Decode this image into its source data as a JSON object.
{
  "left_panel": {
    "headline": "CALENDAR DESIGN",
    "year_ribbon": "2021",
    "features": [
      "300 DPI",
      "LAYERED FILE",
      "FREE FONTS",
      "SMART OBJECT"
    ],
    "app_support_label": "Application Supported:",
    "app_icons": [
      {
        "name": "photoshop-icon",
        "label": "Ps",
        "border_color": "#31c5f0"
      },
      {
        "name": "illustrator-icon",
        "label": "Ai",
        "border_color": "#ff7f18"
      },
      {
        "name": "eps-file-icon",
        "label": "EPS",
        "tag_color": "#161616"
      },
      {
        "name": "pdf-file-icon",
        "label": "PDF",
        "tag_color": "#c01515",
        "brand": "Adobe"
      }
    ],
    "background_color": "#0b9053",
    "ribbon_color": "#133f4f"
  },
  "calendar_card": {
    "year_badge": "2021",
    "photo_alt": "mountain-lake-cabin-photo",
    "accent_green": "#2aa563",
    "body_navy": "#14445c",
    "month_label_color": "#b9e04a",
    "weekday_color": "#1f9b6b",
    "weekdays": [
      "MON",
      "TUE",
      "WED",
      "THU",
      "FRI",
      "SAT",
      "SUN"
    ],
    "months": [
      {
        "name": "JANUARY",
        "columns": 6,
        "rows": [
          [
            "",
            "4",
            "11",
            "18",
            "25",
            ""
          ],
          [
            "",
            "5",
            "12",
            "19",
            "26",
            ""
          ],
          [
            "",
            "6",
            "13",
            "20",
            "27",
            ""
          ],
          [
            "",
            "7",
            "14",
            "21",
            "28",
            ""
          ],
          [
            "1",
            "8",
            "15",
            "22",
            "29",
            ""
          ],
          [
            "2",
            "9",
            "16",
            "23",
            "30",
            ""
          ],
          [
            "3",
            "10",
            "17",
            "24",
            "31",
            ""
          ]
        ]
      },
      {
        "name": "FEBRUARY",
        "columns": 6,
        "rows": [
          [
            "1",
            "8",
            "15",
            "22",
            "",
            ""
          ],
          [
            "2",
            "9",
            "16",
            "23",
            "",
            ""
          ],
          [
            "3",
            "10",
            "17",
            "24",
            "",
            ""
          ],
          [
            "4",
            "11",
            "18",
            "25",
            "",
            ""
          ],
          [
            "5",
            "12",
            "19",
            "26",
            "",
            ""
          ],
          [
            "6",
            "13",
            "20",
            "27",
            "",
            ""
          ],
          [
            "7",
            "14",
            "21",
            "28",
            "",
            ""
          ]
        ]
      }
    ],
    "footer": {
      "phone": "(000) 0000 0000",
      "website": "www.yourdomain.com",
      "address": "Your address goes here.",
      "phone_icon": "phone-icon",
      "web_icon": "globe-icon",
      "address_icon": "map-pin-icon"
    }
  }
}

Task statement »
Repeat the entries above exactly, leaving nothing out.

Answer in full »
Decode this image into its source data as a JSON object.
{
  "left_panel": {
    "headline": "CALENDAR DESIGN",
    "year_ribbon": "2021",
    "features": [
      "300 DPI",
      "LAYERED FILE",
      "FREE FONTS",
      "SMART OBJECT"
    ],
    "app_support_label": "Application Supported:",
    "app_icons": [
      {
        "name": "photoshop-icon",
        "label": "Ps",
        "border_color": "#31c5f0"
      },
      {
        "name": "illustrator-icon",
        "label": "Ai",
        "border_color": "#ff7f18"
      },
      {
        "name": "eps-file-icon",
        "label": "EPS",
        "tag_color": "#161616"
      },
      {
        "name": "pdf-file-icon",
        "label": "PDF",
        "tag_color": "#c01515",
        "brand": "Adobe"
      }
    ],
    "background_color": "#0b9053",
    "ribbon_color": "#133f4f"
  },
  "calendar_card": {
    "year_badge": "2021",
    "photo_alt": "mountain-lake-cabin-photo",
    "accent_green": "#2aa563",
    "body_navy": "#14445c",
    "month_label_color": "#b9e04a",
    "weekday_color": "#1f9b6b",
    "weekdays": [
      "MON",
      "TUE",
      "WED",
      "THU",
      "FRI",
      "SAT",
      "SUN"
    ],
    "months": [
      {
        "name": "JANUARY",
        "columns": 6,
        "rows": [
          [
            "",
            "4",
            "11",
            "18",
            "25",
            ""
          ],
          [
            "",
            "5",
            "12",
            "19",
            "26",
            ""
          ],
          [
            "",
            "6",
            "13",
            "20",
            "27",
            ""
          ],
          [
            "",
            "7",
            "14",
            "21",
            "28",
            ""
          ],
          [
            "1",
            "8",
            "15",
            "22",
            "29",
            ""
          ],
          [
            "2",
            "9",
            "16",
            "23",
            "30",
            ""
          ],
          [
            "3",
            "10",
            "17",
            "24",
            "31",
            ""
          ]
        ]
      },
      {
        "name": "FEBRUARY",
        "columns": 6,
        "rows": [
          [
            "1",
            "8",
            "15",
            "22",
            "",
            ""
          ],
          [
            "2",
            "9",
            "16",
            "23",
            "",
            ""
          ],
          [
            "3",
            "10",
            "17",
            "24",
            "",
            ""
          ],
          [
            "4",
            "11",
            "18",
            "25",
            "",
            ""
          ],
          [
            "5",
            "12",
            "19",
            "26",
            "",
            ""
          ],
          [
            "6",
            "13",
            "20",
            "27",
            "",
            ""
          ],
          [
            "7",
            "14",
            "21",
            "28",
            "",
            ""
          ]
        ]
      }
    ],
    "footer": {
      "phone": "(000) 0000 0000",
      "website": "www.yourdomain.com",
      "address": "Your address goes here.",
      "phone_icon": "phone-icon",
      "web_icon": "globe-icon",
      "address_icon": "map-pin-icon"
    }
  }
}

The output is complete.